Dataset items:

- - - - -

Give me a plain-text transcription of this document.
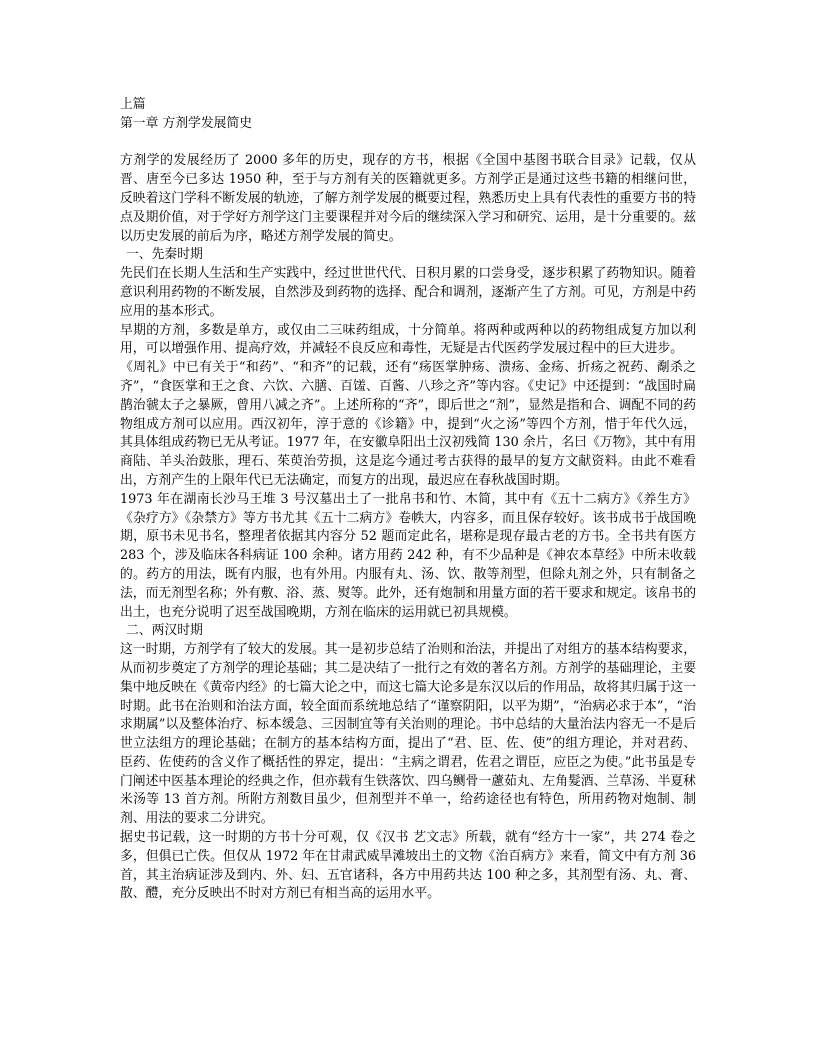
上篇

第一章 方剂学发展简史

方剂学的发展经历了 2000 多年的历史，现存的方书，根据《全国中基图书联合目录》记载，仅从晋、唐至今已多达 1950 种，至于与方剂有关的医籍就更多。方剂学正是通过这些书籍的相继问世，反映着这门学科不断发展的轨迹，了解方剂学发展的概要过程，熟悉历史上具有代表性的重要方书的特点及期价值，对于学好方剂学这门主要课程并对今后的继续深入学习和研究、运用，是十分重要的。兹以历史发展的前后为序，略述方剂学发展的简史。

一、先秦时期

先民们在长期人生活和生产实践中，经过世世代代、日积月累的口尝身受，逐步积累了药物知识。随着意识利用药物的不断发展，自然涉及到药物的选择、配合和调剂，逐渐产生了方剂。可见，方剂是中药应用的基本形式。

早期的方剂，多数是单方，或仅由二三味药组成，十分简单。将两种或两种以的药物组成复方加以利用，可以增强作用、提高疗效，并减轻不良反应和毒性，无疑是古代医药学发展过程中的巨大进步。

《周礼》中已有关于“和药”、“和齐”的记载，还有“疡医掌肿疡、溃疡、金疡、折疡之祝药、劀杀之齐”，“食医掌和王之食、六饮、六膳、百馐、百酱、八珍之齐”等内容。《史记》中还提到：“战国时扁鹊治虢太子之暴厥，曾用八减之齐”。上述所称的“齐”，即后世之“剂”，显然是指和合、调配不同的药物组成方剂可以应用。西汉初年，淳于意的《诊籍》中，提到“火之汤”等四个方剂，惜于年代久远，其具体组成药物已无从考证。1977 年，在安徽阜阳出土汉初残简 130 余片，名曰《万物》，其中有用商陆、羊头治鼓胀，理石、茱萸治劳损，这是迄今通过考古获得的最早的复方文献资料。由此不难看出，方剂产生的上限年代已无法确定，而复方的出现，最迟应在春秋战国时期。

1973 年在湖南长沙马王堆 3 号汉墓出土了一批帛书和竹、木简，其中有《五十二病方》《养生方》《杂疗方》《杂禁方》等方书尤其《五十二病方》卷帙大，内容多，而且保存较好。该书成书于战国晚期，原书未见书名，整理者依据其内容分 52 题而定此名，堪称是现存最古老的方书。全书共有医方 283 个，涉及临床各科病证 100 余种。诸方用药 242 种，有不少品种是《神农本草经》中所未收载的。药方的用法，既有内服，也有外用。内服有丸、汤、饮、散等剂型，但除丸剂之外，只有制备之法，而无剂型名称；外有敷、浴、蒸、熨等。此外，还有炮制和用量方面的若干要求和规定。该帛书的出土，也充分说明了迟至战国晚期，方剂在临床的运用就已初具规模。

二、两汉时期

这一时期，方剂学有了较大的发展。其一是初步总结了治则和治法，并提出了对组方的基本结构要求，从而初步奠定了方剂学的理论基础；其二是决结了一批行之有效的著名方剂。方剂学的基础理论，主要集中地反映在《黄帝内经》的七篇大论之中，而这七篇大论多是东汉以后的作用品，故将其归属于这一时期。此书在治则和治法方面，较全面而系统地总结了“谨察阴阳，以平为期”，“治病必求于本”，“治求期属”以及整体治疗、标本缓急、三因制宜等有关治则的理论。书中总结的大量治法内容无一不是后世立法组方的理论基础；在制方的基本结构方面，提出了“君、臣、佐、使”的组方理论，并对君药、臣药、佐使药的含义作了概括性的界定，提出：“主病之谓君，佐君之谓臣，应臣之为使。”此书虽是专门阐述中医基本理论的经典之作，但亦载有生铁落饮、四乌鲗骨一藘茹丸、左角髮酒、兰草汤、半夏秫米汤等 13 首方剂。所附方剂数目虽少，但剂型并不单一，给药途径也有特色，所用药物对炮制、制剂、用法的要求二分讲究。

据史书记载，这一时期的方书十分可观，仅《汉书 艺文志》所载，就有“经方十一家”，共 274 卷之多，但俱已亡佚。但仅从 1972 年在甘肃武威旱滩坡出土的文物《治百病方》来看，简文中有方剂 36 首，其主治病证涉及到内、外、妇、五官诸科，各方中用药共达 100 种之多，其剂型有汤、丸、膏、散、醴，充分反映出不时对方剂已有相当高的运用水平。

- - - - -

Make an exact copy of the listing above. Do not include the pictures.

Give me a plain-text transcription of this document.
上篇

第一章 方剂学发展简史

方剂学的发展经历了 2000 多年的历史，现存的方书，根据《全国中基图书联合目录》记载，仅从晋、唐至今已多达 1950 种，至于与方剂有关的医籍就更多。方剂学正是通过这些书籍的相继问世，反映着这门学科不断发展的轨迹，了解方剂学发展的概要过程，熟悉历史上具有代表性的重要方书的特点及期价值，对于学好方剂学这门主要课程并对今后的继续深入学习和研究、运用，是十分重要的。兹以历史发展的前后为序，略述方剂学发展的简史。

一、先秦时期

先民们在长期人生活和生产实践中，经过世世代代、日积月累的口尝身受，逐步积累了药物知识。随着意识利用药物的不断发展，自然涉及到药物的选择、配合和调剂，逐渐产生了方剂。可见，方剂是中药应用的基本形式。

早期的方剂，多数是单方，或仅由二三味药组成，十分简单。将两种或两种以的药物组成复方加以利用，可以增强作用、提高疗效，并减轻不良反应和毒性，无疑是古代医药学发展过程中的巨大进步。

《周礼》中已有关于“和药”、“和齐”的记载，还有“疡医掌肿疡、溃疡、金疡、折疡之祝药、劀杀之齐”，“食医掌和王之食、六饮、六膳、百馐、百酱、八珍之齐”等内容。《史记》中还提到：“战国时扁鹊治虢太子之暴厥，曾用八减之齐”。上述所称的“齐”，即后世之“剂”，显然是指和合、调配不同的药物组成方剂可以应用。西汉初年，淳于意的《诊籍》中，提到“火之汤”等四个方剂，惜于年代久远，其具体组成药物已无从考证。1977 年，在安徽阜阳出土汉初残简 130 余片，名曰《万物》，其中有用商陆、羊头治鼓胀，理石、茱萸治劳损，这是迄今通过考古获得的最早的复方文献资料。由此不难看出，方剂产生的上限年代已无法确定，而复方的出现，最迟应在春秋战国时期。

1973 年在湖南长沙马王堆 3 号汉墓出土了一批帛书和竹、木简，其中有《五十二病方》《养生方》《杂疗方》《杂禁方》等方书尤其《五十二病方》卷帙大，内容多，而且保存较好。该书成书于战国晚期，原书未见书名，整理者依据其内容分 52 题而定此名，堪称是现存最古老的方书。全书共有医方 283 个，涉及临床各科病证 100 余种。诸方用药 242 种，有不少品种是《神农本草经》中所未收载的。药方的用法，既有内服，也有外用。内服有丸、汤、饮、散等剂型，但除丸剂之外，只有制备之法，而无剂型名称；外有敷、浴、蒸、熨等。此外，还有炮制和用量方面的若干要求和规定。该帛书的出土，也充分说明了迟至战国晚期，方剂在临床的运用就已初具规模。

二、两汉时期

这一时期，方剂学有了较大的发展。其一是初步总结了治则和治法，并提出了对组方的基本结构要求，从而初步奠定了方剂学的理论基础；其二是决结了一批行之有效的著名方剂。方剂学的基础理论，主要集中地反映在《黄帝内经》的七篇大论之中，而这七篇大论多是东汉以后的作用品，故将其归属于这一时期。此书在治则和治法方面，较全面而系统地总结了“谨察阴阳，以平为期”，“治病必求于本”，“治求期属”以及整体治疗、标本缓急、三因制宜等有关治则的理论。书中总结的大量治法内容无一不是后世立法组方的理论基础；在制方的基本结构方面，提出了“君、臣、佐、使”的组方理论，并对君药、臣药、佐使药的含义作了概括性的界定，提出：“主病之谓君，佐君之谓臣，应臣之为使。”此书虽是专门阐述中医基本理论的经典之作，但亦载有生铁落饮、四乌鲗骨一藘茹丸、左角髮酒、兰草汤、半夏秫米汤等 13 首方剂。所附方剂数目虽少，但剂型并不单一，给药途径也有特色，所用药物对炮制、制剂、用法的要求二分讲究。

据史书记载，这一时期的方书十分可观，仅《汉书 艺文志》所载，就有“经方十一家”，共 274 卷之多，但俱已亡佚。但仅从 1972 年在甘肃武威旱滩坡出土的文物《治百病方》来看，简文中有方剂 36 首，其主治病证涉及到内、外、妇、五官诸科，各方中用药共达 100 种之多，其剂型有汤、丸、膏、散、醴，充分反映出不时对方剂已有相当高的运用水平。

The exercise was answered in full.